Sophia de Mello Breyner Andresen
Caros amigos,
De origem dinamarquesa e aristocrática, a portuguesa Sophia de Mello Breyner
Andresen nasceu na cidade do Porto em 1919 e faleceu este ano em Lisboa. Poeta e
contista, destacou-se como uma das vozes mais representativas da literatura
portuguesa no século XX.
Admiradora do Brasil, a poeta foi amiga de Manuel Bandeira e também de João
Cabral. Este chega a citá-la no poema "Auto do Frade". Sophia estreou em 1944,
com o livro Poesia. Desde o início, combinou simplicidade e rigor
para falar sobre a vida, a terra e o mar. Principalmente o mar, o que a inscreve
na velha e boa tradição da lírica portuguesa.
Para este boletim, pincei três poemas de Sophia sobre o
Brasil. Um, "Manuel Bandeira", relata sua admiração pelo autor de "Vou-me Embora
pra Pasárgada". O outro fala do descobrimento do Brasil. O terceiro, "Poema de
Helena Lanari", é um texto sobre o modo brasileiro de falar. Esses três poemas
fazem parte de uma série chamada "Brasil ou do Outro Lado do Mar", incluída no
livro Geografia, publicado originalmente em 1967.

▶ Material fornecido
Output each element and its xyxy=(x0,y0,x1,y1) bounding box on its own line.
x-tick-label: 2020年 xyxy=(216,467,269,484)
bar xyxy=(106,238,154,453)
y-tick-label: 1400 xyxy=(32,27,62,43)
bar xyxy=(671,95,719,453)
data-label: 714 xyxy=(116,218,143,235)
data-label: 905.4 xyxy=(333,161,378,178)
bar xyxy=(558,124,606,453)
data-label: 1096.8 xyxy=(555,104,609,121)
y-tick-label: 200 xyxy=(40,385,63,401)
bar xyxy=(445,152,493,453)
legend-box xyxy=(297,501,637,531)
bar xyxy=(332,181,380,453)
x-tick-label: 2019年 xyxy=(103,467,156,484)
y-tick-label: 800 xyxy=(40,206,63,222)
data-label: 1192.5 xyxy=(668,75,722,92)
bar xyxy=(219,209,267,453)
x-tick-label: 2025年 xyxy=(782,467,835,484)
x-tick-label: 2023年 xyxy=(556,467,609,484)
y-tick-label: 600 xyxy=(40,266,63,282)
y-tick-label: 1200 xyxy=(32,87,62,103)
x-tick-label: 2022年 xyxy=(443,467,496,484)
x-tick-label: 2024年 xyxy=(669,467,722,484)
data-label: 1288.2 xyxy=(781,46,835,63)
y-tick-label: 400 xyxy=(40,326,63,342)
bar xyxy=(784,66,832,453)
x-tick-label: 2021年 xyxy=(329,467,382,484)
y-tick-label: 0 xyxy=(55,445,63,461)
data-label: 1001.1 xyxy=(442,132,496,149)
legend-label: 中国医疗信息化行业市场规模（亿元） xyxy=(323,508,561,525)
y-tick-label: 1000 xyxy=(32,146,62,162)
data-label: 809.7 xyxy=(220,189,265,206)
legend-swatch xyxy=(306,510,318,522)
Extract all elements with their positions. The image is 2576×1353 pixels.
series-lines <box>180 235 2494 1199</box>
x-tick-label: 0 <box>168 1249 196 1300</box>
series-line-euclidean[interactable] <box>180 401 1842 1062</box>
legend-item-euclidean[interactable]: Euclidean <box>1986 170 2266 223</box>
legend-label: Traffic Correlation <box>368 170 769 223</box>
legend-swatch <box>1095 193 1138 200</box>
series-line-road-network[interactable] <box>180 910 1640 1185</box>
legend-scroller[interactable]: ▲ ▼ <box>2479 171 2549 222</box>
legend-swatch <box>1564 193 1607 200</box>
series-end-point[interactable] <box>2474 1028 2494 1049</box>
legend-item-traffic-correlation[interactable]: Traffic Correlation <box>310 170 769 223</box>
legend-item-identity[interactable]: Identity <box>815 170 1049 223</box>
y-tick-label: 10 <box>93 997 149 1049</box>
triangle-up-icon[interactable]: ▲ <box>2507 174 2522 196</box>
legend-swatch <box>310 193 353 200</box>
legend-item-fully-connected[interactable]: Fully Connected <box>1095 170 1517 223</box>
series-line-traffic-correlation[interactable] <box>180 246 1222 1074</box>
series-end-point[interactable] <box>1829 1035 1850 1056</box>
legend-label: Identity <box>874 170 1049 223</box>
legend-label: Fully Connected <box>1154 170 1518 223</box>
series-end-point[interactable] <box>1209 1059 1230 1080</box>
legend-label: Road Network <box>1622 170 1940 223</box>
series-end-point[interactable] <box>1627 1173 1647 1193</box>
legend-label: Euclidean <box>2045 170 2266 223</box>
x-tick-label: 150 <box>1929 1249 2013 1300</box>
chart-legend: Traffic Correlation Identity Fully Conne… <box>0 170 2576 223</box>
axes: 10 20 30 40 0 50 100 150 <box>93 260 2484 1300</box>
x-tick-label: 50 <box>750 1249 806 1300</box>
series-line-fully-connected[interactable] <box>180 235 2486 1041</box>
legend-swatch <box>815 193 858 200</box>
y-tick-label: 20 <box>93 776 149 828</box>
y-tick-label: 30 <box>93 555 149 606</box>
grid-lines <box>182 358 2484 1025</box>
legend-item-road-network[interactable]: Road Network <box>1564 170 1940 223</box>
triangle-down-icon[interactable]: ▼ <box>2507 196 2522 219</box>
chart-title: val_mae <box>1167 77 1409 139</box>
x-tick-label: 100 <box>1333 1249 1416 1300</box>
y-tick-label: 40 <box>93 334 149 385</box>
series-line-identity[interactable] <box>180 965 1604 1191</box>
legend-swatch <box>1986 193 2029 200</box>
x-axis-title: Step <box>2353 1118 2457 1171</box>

▶ Tarefas escritas
1 - Segundo o texto sobre Sophia de Mello Breyner Andresen, com qual livro e em que ano a poeta estreou?
2 - Reproduza os registros desde a primeira linha até a linha que contém "x-tick-label: 2022年 xyxy=(443,467,496,484)", incluindo as duas.

▶ Respostas por tarefa
1 - Com o livro Poesia, em 1944.

2 -
Output each element and its xyxy=(x0,y0,x1,y1) bounding box on its own line.
x-tick-label: 2020年 xyxy=(216,467,269,484)
bar xyxy=(106,238,154,453)
y-tick-label: 1400 xyxy=(32,27,62,43)
bar xyxy=(671,95,719,453)
data-label: 714 xyxy=(116,218,143,235)
data-label: 905.4 xyxy=(333,161,378,178)
bar xyxy=(558,124,606,453)
data-label: 1096.8 xyxy=(555,104,609,121)
y-tick-label: 200 xyxy=(40,385,63,401)
bar xyxy=(445,152,493,453)
legend-box xyxy=(297,501,637,531)
bar xyxy=(332,181,380,453)
x-tick-label: 2019年 xyxy=(103,467,156,484)
y-tick-label: 800 xyxy=(40,206,63,222)
data-label: 1192.5 xyxy=(668,75,722,92)
bar xyxy=(219,209,267,453)
x-tick-label: 2025年 xyxy=(782,467,835,484)
x-tick-label: 2023年 xyxy=(556,467,609,484)
y-tick-label: 600 xyxy=(40,266,63,282)
y-tick-label: 1200 xyxy=(32,87,62,103)
x-tick-label: 2022年 xyxy=(443,467,496,484)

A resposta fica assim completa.